___ Data for processing

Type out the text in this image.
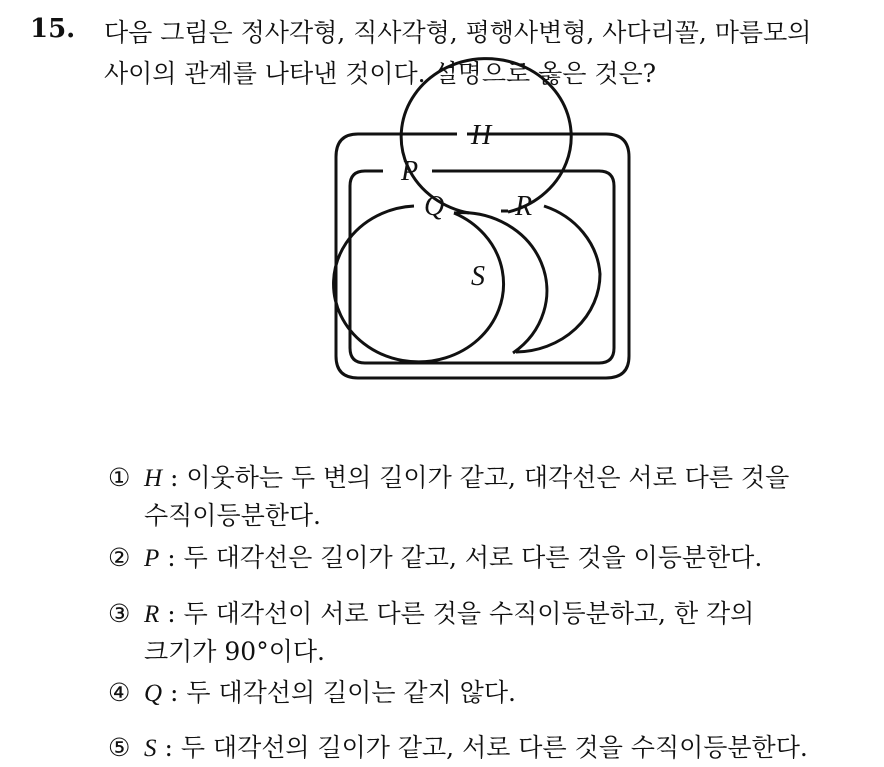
15. 다음 그림은 정사각형, 직사각형, 평행사변형, 사다리꼴, 마름모의
사이의 관계를 나타낸 것이다. 설명으로 옳은 것은?
H
P
Q	R
S
① H : 이웃하는 두 변의 길이가 같고, 대각선은 서로 다른 것을
수직이등분한다.
② P : 두 대각선은 길이가 같고, 서로 다른 것을 이등분한다.
③ R : 두 대각선이 서로 다른 것을 수직이등분하고, 한 각의
크기가 90°이다.
④ Q : 두 대각선의 길이는 같지 않다.
⑤ S : 두 대각선의 길이가 같고, 서로 다른 것을 수직이등분한다.
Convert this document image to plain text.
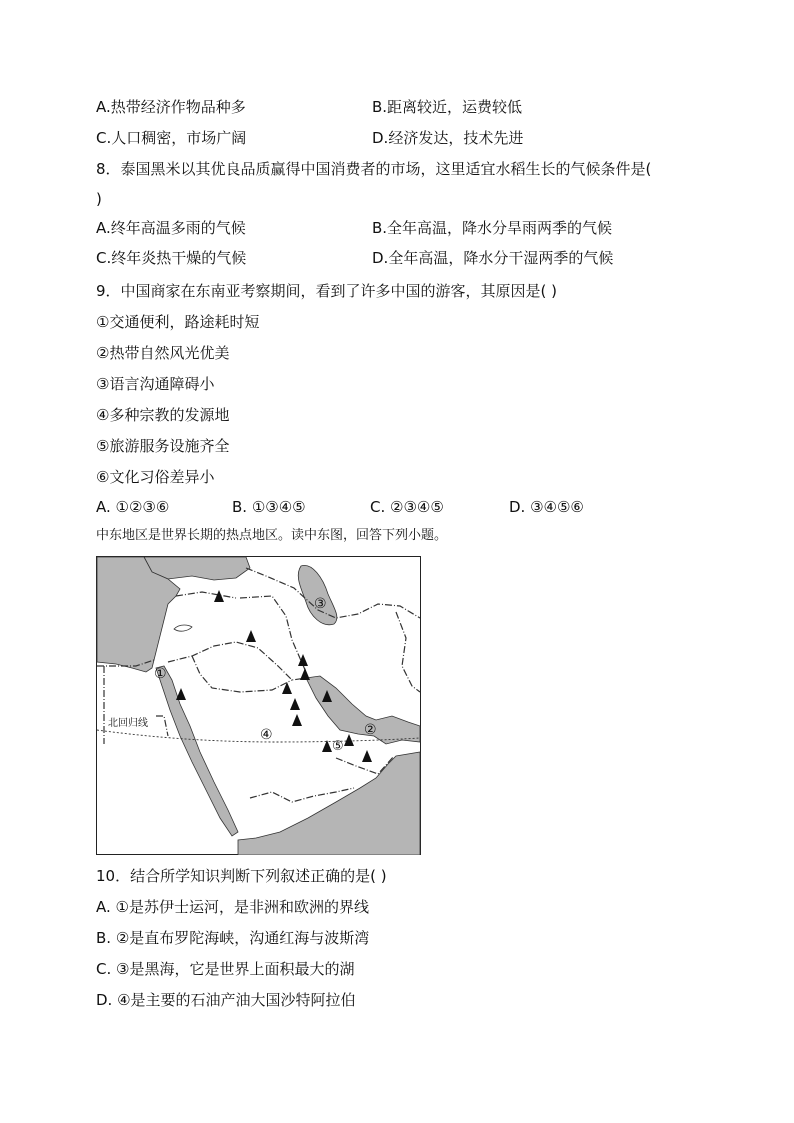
A.热带经济作物品种多	B.距离较近，运费较低
C.人口稠密，市场广阔	D.经济发达，技术先进
8．泰国黑米以其优良品质赢得中国消费者的市场，这里适宜水稻生长的气候条件是(
)
A.终年高温多雨的气候	B.全年高温，降水分旱雨两季的气候
C.终年炎热干燥的气候	D.全年高温，降水分干湿两季的气候
9．中国商家在东南亚考察期间，看到了许多中国的游客，其原因是( )
①交通便利，路途耗时短
②热带自然风光优美
③语言沟通障碍小
④多种宗教的发源地
⑤旅游服务设施齐全
⑥文化习俗差异小
A. ①②③⑥	B. ①③④⑤	C. ②③④⑤	D. ③④⑤⑥
中东地区是世界长期的热点地区。读中东图，回答下列小题。
北回归线
①
②
③
④
⑤
10．结合所学知识判断下列叙述正确的是( )
A. ①是苏伊士运河，是非洲和欧洲的界线
B. ②是直布罗陀海峡，沟通红海与波斯湾
C. ③是黑海，它是世界上面积最大的湖
D. ④是主要的石油产油大国沙特阿拉伯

______

# Stated problem
Lines from the one that contains "Convert this document image to plain text." through the last line of the data above are to be extracted exactly, with no pictures and no other lines.

# Exercise answer
Convert this document image to plain text.
A.热带经济作物品种多	B.距离较近，运费较低
C.人口稠密，市场广阔	D.经济发达，技术先进
8．泰国黑米以其优良品质赢得中国消费者的市场，这里适宜水稻生长的气候条件是(
)
A.终年高温多雨的气候	B.全年高温，降水分旱雨两季的气候
C.终年炎热干燥的气候	D.全年高温，降水分干湿两季的气候
9．中国商家在东南亚考察期间，看到了许多中国的游客，其原因是( )
①交通便利，路途耗时短
②热带自然风光优美
③语言沟通障碍小
④多种宗教的发源地
⑤旅游服务设施齐全
⑥文化习俗差异小
A. ①②③⑥	B. ①③④⑤	C. ②③④⑤	D. ③④⑤⑥
中东地区是世界长期的热点地区。读中东图，回答下列小题。
北回归线
①
②
③
④
⑤
10．结合所学知识判断下列叙述正确的是( )
A. ①是苏伊士运河，是非洲和欧洲的界线
B. ②是直布罗陀海峡，沟通红海与波斯湾
C. ③是黑海，它是世界上面积最大的湖
D. ④是主要的石油产油大国沙特阿拉伯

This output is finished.